> Goal of the exercise
Please give the listing again in its entirety, exactly as written.

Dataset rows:
□ □ □ □ □

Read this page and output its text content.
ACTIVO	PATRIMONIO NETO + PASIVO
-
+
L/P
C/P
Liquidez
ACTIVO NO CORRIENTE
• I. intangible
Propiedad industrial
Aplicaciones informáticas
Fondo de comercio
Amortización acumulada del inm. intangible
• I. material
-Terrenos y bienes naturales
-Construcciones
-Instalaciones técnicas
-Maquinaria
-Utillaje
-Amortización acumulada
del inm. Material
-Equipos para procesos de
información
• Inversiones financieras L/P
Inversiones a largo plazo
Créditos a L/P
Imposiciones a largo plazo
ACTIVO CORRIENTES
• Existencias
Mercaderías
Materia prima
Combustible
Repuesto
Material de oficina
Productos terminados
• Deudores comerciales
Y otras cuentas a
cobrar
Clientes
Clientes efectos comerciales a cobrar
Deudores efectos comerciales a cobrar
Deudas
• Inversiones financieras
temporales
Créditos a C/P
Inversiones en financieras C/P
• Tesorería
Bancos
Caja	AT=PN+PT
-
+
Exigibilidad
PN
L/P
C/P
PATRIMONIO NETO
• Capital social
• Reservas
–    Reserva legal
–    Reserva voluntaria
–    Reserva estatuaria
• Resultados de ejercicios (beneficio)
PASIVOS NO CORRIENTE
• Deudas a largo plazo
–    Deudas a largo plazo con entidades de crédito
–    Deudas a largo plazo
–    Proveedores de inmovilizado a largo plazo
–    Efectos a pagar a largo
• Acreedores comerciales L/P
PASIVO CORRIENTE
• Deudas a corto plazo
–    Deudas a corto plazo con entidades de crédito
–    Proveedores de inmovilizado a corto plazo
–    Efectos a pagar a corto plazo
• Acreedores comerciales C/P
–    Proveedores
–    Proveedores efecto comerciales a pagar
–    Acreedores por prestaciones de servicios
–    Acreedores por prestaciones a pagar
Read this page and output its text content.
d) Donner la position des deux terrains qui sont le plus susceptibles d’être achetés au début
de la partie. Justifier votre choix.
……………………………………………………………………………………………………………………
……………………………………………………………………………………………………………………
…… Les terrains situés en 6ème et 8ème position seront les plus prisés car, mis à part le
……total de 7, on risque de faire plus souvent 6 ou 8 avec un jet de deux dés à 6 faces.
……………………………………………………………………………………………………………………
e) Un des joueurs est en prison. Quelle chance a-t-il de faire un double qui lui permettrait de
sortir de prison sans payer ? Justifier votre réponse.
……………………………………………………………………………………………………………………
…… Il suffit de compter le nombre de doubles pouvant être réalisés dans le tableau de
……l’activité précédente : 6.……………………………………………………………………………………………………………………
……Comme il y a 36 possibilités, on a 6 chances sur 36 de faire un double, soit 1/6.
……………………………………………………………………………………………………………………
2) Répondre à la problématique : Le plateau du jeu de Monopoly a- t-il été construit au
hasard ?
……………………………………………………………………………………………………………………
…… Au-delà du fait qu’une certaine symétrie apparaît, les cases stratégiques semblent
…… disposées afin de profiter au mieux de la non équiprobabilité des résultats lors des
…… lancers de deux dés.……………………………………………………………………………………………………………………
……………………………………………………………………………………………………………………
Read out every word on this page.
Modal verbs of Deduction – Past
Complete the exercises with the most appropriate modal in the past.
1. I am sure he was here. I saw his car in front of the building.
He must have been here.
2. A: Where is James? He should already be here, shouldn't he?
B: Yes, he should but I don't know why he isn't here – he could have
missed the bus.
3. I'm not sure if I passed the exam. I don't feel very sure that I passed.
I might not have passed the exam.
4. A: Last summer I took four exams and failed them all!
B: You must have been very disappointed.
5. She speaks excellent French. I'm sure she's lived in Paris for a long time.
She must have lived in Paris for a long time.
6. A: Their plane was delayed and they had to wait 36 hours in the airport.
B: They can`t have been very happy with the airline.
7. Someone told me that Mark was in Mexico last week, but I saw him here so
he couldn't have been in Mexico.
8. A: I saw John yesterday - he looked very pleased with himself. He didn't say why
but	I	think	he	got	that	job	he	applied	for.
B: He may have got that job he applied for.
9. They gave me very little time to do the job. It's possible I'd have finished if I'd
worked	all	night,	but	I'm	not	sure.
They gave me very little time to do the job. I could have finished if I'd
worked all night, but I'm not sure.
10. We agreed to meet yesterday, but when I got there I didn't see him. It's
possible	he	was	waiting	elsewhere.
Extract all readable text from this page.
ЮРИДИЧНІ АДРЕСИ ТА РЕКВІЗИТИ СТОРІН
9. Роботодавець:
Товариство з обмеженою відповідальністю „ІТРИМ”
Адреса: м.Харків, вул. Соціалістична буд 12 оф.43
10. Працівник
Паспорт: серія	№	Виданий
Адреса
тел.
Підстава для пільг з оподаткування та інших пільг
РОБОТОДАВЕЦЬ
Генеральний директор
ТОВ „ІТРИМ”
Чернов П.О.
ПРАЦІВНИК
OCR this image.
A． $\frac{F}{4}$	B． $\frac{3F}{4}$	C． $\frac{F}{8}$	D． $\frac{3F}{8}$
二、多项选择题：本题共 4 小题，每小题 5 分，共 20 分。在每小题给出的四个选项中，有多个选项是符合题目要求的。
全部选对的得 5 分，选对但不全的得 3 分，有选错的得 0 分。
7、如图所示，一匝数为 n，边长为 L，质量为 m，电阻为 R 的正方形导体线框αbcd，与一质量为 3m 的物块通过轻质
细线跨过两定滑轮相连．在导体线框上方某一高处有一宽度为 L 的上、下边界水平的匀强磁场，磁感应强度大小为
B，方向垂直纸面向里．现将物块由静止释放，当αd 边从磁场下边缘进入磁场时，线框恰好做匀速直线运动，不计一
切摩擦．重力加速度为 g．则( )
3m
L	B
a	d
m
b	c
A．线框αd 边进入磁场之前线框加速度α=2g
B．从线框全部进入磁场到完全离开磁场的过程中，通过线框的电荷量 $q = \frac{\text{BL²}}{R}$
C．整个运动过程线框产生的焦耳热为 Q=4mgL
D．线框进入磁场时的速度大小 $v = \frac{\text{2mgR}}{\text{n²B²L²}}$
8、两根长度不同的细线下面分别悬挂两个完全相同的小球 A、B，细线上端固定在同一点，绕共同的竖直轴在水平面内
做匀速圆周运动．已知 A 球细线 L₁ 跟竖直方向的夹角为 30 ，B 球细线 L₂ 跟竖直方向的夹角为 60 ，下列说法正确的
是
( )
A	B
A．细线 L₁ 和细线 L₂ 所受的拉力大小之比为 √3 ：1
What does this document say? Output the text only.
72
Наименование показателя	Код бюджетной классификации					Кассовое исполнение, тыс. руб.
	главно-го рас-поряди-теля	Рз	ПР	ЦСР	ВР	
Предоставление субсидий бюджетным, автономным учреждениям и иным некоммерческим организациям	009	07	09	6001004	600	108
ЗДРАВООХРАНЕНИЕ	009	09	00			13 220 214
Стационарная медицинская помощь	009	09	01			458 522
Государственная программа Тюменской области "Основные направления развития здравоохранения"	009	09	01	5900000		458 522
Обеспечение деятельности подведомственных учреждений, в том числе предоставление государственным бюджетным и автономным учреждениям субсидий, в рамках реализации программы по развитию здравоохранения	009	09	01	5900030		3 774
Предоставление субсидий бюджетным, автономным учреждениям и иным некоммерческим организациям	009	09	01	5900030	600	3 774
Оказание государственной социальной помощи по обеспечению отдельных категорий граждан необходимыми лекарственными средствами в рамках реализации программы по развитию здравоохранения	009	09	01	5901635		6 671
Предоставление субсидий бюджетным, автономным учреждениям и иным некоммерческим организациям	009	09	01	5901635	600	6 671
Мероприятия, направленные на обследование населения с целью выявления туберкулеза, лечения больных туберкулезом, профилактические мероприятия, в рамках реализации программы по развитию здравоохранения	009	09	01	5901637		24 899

□ □ □ □ □

> Exercise output
Read this page and output its text content.
ACTIVO	PATRIMONIO NETO + PASIVO
-
+
L/P
C/P
Liquidez
ACTIVO NO CORRIENTE
• I. intangible
Propiedad industrial
Aplicaciones informáticas
Fondo de comercio
Amortización acumulada del inm. intangible
• I. material
-Terrenos y bienes naturales
-Construcciones
-Instalaciones técnicas
-Maquinaria
-Utillaje
-Amortización acumulada
del inm. Material
-Equipos para procesos de
información
• Inversiones financieras L/P
Inversiones a largo plazo
Créditos a L/P
Imposiciones a largo plazo
ACTIVO CORRIENTES
• Existencias
Mercaderías
Materia prima
Combustible
Repuesto
Material de oficina
Productos terminados
• Deudores comerciales
Y otras cuentas a
cobrar
Clientes
Clientes efectos comerciales a cobrar
Deudores efectos comerciales a cobrar
Deudas
• Inversiones financieras
temporales
Créditos a C/P
Inversiones en financieras C/P
• Tesorería
Bancos
Caja	AT=PN+PT
-
+
Exigibilidad
PN
L/P
C/P
PATRIMONIO NETO
• Capital social
• Reservas
–    Reserva legal
–    Reserva voluntaria
–    Reserva estatuaria
• Resultados de ejercicios (beneficio)
PASIVOS NO CORRIENTE
• Deudas a largo plazo
–    Deudas a largo plazo con entidades de crédito
–    Deudas a largo plazo
–    Proveedores de inmovilizado a largo plazo
–    Efectos a pagar a largo
• Acreedores comerciales L/P
PASIVO CORRIENTE
• Deudas a corto plazo
–    Deudas a corto plazo con entidades de crédito
–    Proveedores de inmovilizado a corto plazo
–    Efectos a pagar a corto plazo
• Acreedores comerciales C/P
–    Proveedores
–    Proveedores efecto comerciales a pagar
–    Acreedores por prestaciones de servicios
–    Acreedores por prestaciones a pagar
Read this page and output its text content.
d) Donner la position des deux terrains qui sont le plus susceptibles d’être achetés au début
de la partie. Justifier votre choix.
……………………………………………………………………………………………………………………
……………………………………………………………………………………………………………………
…… Les terrains situés en 6ème et 8ème position seront les plus prisés car, mis à part le
……total de 7, on risque de faire plus souvent 6 ou 8 avec un jet de deux dés à 6 faces.
……………………………………………………………………………………………………………………
e) Un des joueurs est en prison. Quelle chance a-t-il de faire un double qui lui permettrait de
sortir de prison sans payer ? Justifier votre réponse.
……………………………………………………………………………………………………………………
…… Il suffit de compter le nombre de doubles pouvant être réalisés dans le tableau de
……l’activité précédente : 6.……………………………………………………………………………………………………………………
……Comme il y a 36 possibilités, on a 6 chances sur 36 de faire un double, soit 1/6.
……………………………………………………………………………………………………………………
2) Répondre à la problématique : Le plateau du jeu de Monopoly a- t-il été construit au
hasard ?
……………………………………………………………………………………………………………………
…… Au-delà du fait qu’une certaine symétrie apparaît, les cases stratégiques semblent
…… disposées afin de profiter au mieux de la non équiprobabilité des résultats lors des
…… lancers de deux dés.……………………………………………………………………………………………………………………
……………………………………………………………………………………………………………………
Read out every word on this page.
Modal verbs of Deduction – Past
Complete the exercises with the most appropriate modal in the past.
1. I am sure he was here. I saw his car in front of the building.
He must have been here.
2. A: Where is James? He should already be here, shouldn't he?
B: Yes, he should but I don't know why he isn't here – he could have
missed the bus.
3. I'm not sure if I passed the exam. I don't feel very sure that I passed.
I might not have passed the exam.
4. A: Last summer I took four exams and failed them all!
B: You must have been very disappointed.
5. She speaks excellent French. I'm sure she's lived in Paris for a long time.
She must have lived in Paris for a long time.
6. A: Their plane was delayed and they had to wait 36 hours in the airport.
B: They can`t have been very happy with the airline.
7. Someone told me that Mark was in Mexico last week, but I saw him here so
he couldn't have been in Mexico.
8. A: I saw John yesterday - he looked very pleased with himself. He didn't say why
but	I	think	he	got	that	job	he	applied	for.
B: He may have got that job he applied for.
9. They gave me very little time to do the job. It's possible I'd have finished if I'd
worked	all	night,	but	I'm	not	sure.
They gave me very little time to do the job. I could have finished if I'd
worked all night, but I'm not sure.
10. We agreed to meet yesterday, but when I got there I didn't see him. It's
possible	he	was	waiting	elsewhere.
Extract all readable text from this page.
ЮРИДИЧНІ АДРЕСИ ТА РЕКВІЗИТИ СТОРІН
9. Роботодавець:
Товариство з обмеженою відповідальністю „ІТРИМ”
Адреса: м.Харків, вул. Соціалістична буд 12 оф.43
10. Працівник
Паспорт: серія	№	Виданий
Адреса
тел.
Підстава для пільг з оподаткування та інших пільг
РОБОТОДАВЕЦЬ
Генеральний директор
ТОВ „ІТРИМ”
Чернов П.О.
ПРАЦІВНИК
OCR this image.
A． $\frac{F}{4}$	B． $\frac{3F}{4}$	C． $\frac{F}{8}$	D． $\frac{3F}{8}$
二、多项选择题：本题共 4 小题，每小题 5 分，共 20 分。在每小题给出的四个选项中，有多个选项是符合题目要求的。
全部选对的得 5 分，选对但不全的得 3 分，有选错的得 0 分。
7、如图所示，一匝数为 n，边长为 L，质量为 m，电阻为 R 的正方形导体线框αbcd，与一质量为 3m 的物块通过轻质
细线跨过两定滑轮相连．在导体线框上方某一高处有一宽度为 L 的上、下边界水平的匀强磁场，磁感应强度大小为
B，方向垂直纸面向里．现将物块由静止释放，当αd 边从磁场下边缘进入磁场时，线框恰好做匀速直线运动，不计一
切摩擦．重力加速度为 g．则( )
3m
L	B
a	d
m
b	c
A．线框αd 边进入磁场之前线框加速度α=2g
B．从线框全部进入磁场到完全离开磁场的过程中，通过线框的电荷量 $q = \frac{\text{BL²}}{R}$
C．整个运动过程线框产生的焦耳热为 Q=4mgL
D．线框进入磁场时的速度大小 $v = \frac{\text{2mgR}}{\text{n²B²L²}}$
8、两根长度不同的细线下面分别悬挂两个完全相同的小球 A、B，细线上端固定在同一点，绕共同的竖直轴在水平面内
做匀速圆周运动．已知 A 球细线 L₁ 跟竖直方向的夹角为 30 ，B 球细线 L₂ 跟竖直方向的夹角为 60 ，下列说法正确的
是
( )
A	B
A．细线 L₁ 和细线 L₂ 所受的拉力大小之比为 √3 ：1
What does this document say? Output the text only.
72
Наименование показателя	Код бюджетной классификации					Кассовое исполнение, тыс. руб.
	главно-го рас-поряди-теля	Рз	ПР	ЦСР	ВР	
Предоставление субсидий бюджетным, автономным учреждениям и иным некоммерческим организациям	009	07	09	6001004	600	108
ЗДРАВООХРАНЕНИЕ	009	09	00			13 220 214
Стационарная медицинская помощь	009	09	01			458 522
Государственная программа Тюменской области "Основные направления развития здравоохранения"	009	09	01	5900000		458 522
Обеспечение деятельности подведомственных учреждений, в том числе предоставление государственным бюджетным и автономным учреждениям субсидий, в рамках реализации программы по развитию здравоохранения	009	09	01	5900030		3 774
Предоставление субсидий бюджетным, автономным учреждениям и иным некоммерческим организациям	009	09	01	5900030	600	3 774
Оказание государственной социальной помощи по обеспечению отдельных категорий граждан необходимыми лекарственными средствами в рамках реализации программы по развитию здравоохранения	009	09	01	5901635		6 671
Предоставление субсидий бюджетным, автономным учреждениям и иным некоммерческим организациям	009	09	01	5901635	600	6 671
Мероприятия, направленные на обследование населения с целью выявления туберкулеза, лечения больных туберкулезом, профилактические мероприятия, в рамках реализации программы по развитию здравоохранения	009	09	01	5901637		24 899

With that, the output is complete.